▶ _Seu objetivo_:
Reescreva as linhas das entradas abaixo como uma lista numerada e deixe de fora as linhas em branco.
= = =
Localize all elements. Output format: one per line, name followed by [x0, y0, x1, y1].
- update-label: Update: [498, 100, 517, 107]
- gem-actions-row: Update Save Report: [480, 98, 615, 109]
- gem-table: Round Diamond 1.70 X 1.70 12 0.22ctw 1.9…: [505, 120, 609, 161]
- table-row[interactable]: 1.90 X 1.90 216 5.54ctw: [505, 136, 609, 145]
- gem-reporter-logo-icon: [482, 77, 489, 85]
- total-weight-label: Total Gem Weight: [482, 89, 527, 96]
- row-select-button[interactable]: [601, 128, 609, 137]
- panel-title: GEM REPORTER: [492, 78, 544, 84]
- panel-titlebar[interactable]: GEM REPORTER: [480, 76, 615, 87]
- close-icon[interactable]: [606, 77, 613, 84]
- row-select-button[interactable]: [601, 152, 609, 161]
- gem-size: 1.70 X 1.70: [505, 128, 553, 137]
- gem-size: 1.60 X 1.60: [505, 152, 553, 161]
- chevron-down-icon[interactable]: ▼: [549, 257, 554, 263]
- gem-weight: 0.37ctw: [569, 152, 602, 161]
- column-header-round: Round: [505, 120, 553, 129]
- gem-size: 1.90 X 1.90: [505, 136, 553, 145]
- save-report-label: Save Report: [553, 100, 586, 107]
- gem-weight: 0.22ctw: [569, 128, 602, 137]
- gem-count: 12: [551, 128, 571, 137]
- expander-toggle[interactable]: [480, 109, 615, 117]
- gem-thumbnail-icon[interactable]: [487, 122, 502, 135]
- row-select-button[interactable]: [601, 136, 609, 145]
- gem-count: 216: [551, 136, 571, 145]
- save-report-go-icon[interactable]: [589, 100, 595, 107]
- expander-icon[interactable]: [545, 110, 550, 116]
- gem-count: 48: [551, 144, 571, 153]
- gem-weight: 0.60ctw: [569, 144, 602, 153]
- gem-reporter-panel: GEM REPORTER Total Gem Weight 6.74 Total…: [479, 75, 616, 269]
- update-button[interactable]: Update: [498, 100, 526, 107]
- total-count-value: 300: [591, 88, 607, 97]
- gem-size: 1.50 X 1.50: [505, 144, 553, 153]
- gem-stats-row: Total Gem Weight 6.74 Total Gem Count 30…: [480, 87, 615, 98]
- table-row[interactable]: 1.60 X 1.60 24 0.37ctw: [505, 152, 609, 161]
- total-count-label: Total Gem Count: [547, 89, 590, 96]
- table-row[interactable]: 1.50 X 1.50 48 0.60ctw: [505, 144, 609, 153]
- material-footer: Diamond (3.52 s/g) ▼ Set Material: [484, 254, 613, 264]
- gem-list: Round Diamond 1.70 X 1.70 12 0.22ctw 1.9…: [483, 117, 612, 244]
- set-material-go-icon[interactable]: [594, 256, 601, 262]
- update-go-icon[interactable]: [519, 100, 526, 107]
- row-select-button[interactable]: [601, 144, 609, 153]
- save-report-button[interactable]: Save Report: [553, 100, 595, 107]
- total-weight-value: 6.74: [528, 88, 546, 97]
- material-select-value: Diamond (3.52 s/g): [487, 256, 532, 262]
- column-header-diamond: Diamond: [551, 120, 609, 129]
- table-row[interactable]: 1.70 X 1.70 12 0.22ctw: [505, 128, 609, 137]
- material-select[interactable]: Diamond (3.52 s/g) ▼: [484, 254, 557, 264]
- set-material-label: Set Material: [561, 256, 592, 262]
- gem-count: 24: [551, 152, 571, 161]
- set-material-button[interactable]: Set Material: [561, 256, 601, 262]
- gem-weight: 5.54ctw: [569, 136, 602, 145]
= = =
▶ _Resposta_:
1. Localize all elements. Output format: one per line, name followed by [x0, y0, x1, y1].
2. - update-label: Update: [498, 100, 517, 107]
3. - gem-actions-row: Update Save Report: [480, 98, 615, 109]
4. - gem-table: Round Diamond 1.70 X 1.70 12 0.22ctw 1.9…: [505, 120, 609, 161]
5. - table-row[interactable]: 1.90 X 1.90 216 5.54ctw: [505, 136, 609, 145]
6. - gem-reporter-logo-icon: [482, 77, 489, 85]
7. - total-weight-label: Total Gem Weight: [482, 89, 527, 96]
8. - row-select-button[interactable]: [601, 128, 609, 137]
9. - panel-title: GEM REPORTER: [492, 78, 544, 84]
10. - panel-titlebar[interactable]: GEM REPORTER: [480, 76, 615, 87]
11. - close-icon[interactable]: [606, 77, 613, 84]
12. - row-select-button[interactable]: [601, 152, 609, 161]
13. - gem-size: 1.70 X 1.70: [505, 128, 553, 137]
14. - gem-size: 1.60 X 1.60: [505, 152, 553, 161]
15. - chevron-down-icon[interactable]: ▼: [549, 257, 554, 263]
16. - gem-weight: 0.37ctw: [569, 152, 602, 161]
17. - column-header-round: Round: [505, 120, 553, 129]
18. - gem-size: 1.90 X 1.90: [505, 136, 553, 145]
19. - save-report-label: Save Report: [553, 100, 586, 107]
20. - gem-weight: 0.22ctw: [569, 128, 602, 137]
21. - gem-count: 12: [551, 128, 571, 137]
22. - expander-toggle[interactable]: [480, 109, 615, 117]
23. - gem-thumbnail-icon[interactable]: [487, 122, 502, 135]
24. - row-select-button[interactable]: [601, 136, 609, 145]
25. - gem-count: 216: [551, 136, 571, 145]
26. - save-report-go-icon[interactable]: [589, 100, 595, 107]
27. - expander-icon[interactable]: [545, 110, 550, 116]
28. - gem-count: 48: [551, 144, 571, 153]
29. - gem-weight: 0.60ctw: [569, 144, 602, 153]
30. - gem-reporter-panel: GEM REPORTER Total Gem Weight 6.74 Total…: [479, 75, 616, 269]
31. - update-button[interactable]: Update: [498, 100, 526, 107]
32. - total-count-value: 300: [591, 88, 607, 97]
33. - gem-size: 1.50 X 1.50: [505, 144, 553, 153]
34. - gem-stats-row: Total Gem Weight 6.74 Total Gem Count 30…: [480, 87, 615, 98]
35. - table-row[interactable]: 1.60 X 1.60 24 0.37ctw: [505, 152, 609, 161]
36. - total-count-label: Total Gem Count: [547, 89, 590, 96]
37. - table-row[interactable]: 1.50 X 1.50 48 0.60ctw: [505, 144, 609, 153]
38. - material-footer: Diamond (3.52 s/g) ▼ Set Material: [484, 254, 613, 264]
39. - gem-list: Round Diamond 1.70 X 1.70 12 0.22ctw 1.9…: [483, 117, 612, 244]
40. - set-material-go-icon[interactable]: [594, 256, 601, 262]
41. - update-go-icon[interactable]: [519, 100, 526, 107]
42. - row-select-button[interactable]: [601, 144, 609, 153]
43. - save-report-button[interactable]: Save Report: [553, 100, 595, 107]
44. - total-weight-value: 6.74: [528, 88, 546, 97]
45. - material-select-value: Diamond (3.52 s/g): [487, 256, 532, 262]
46. - column-header-diamond: Diamond: [551, 120, 609, 129]
47. - table-row[interactable]: 1.70 X 1.70 12 0.22ctw: [505, 128, 609, 137]
48. - material-select[interactable]: Diamond (3.52 s/g) ▼: [484, 254, 557, 264]
49. - set-material-label: Set Material: [561, 256, 592, 262]
50. - gem-count: 24: [551, 152, 571, 161]
51. - set-material-button[interactable]: Set Material: [561, 256, 601, 262]
52. - gem-weight: 5.54ctw: [569, 136, 602, 145]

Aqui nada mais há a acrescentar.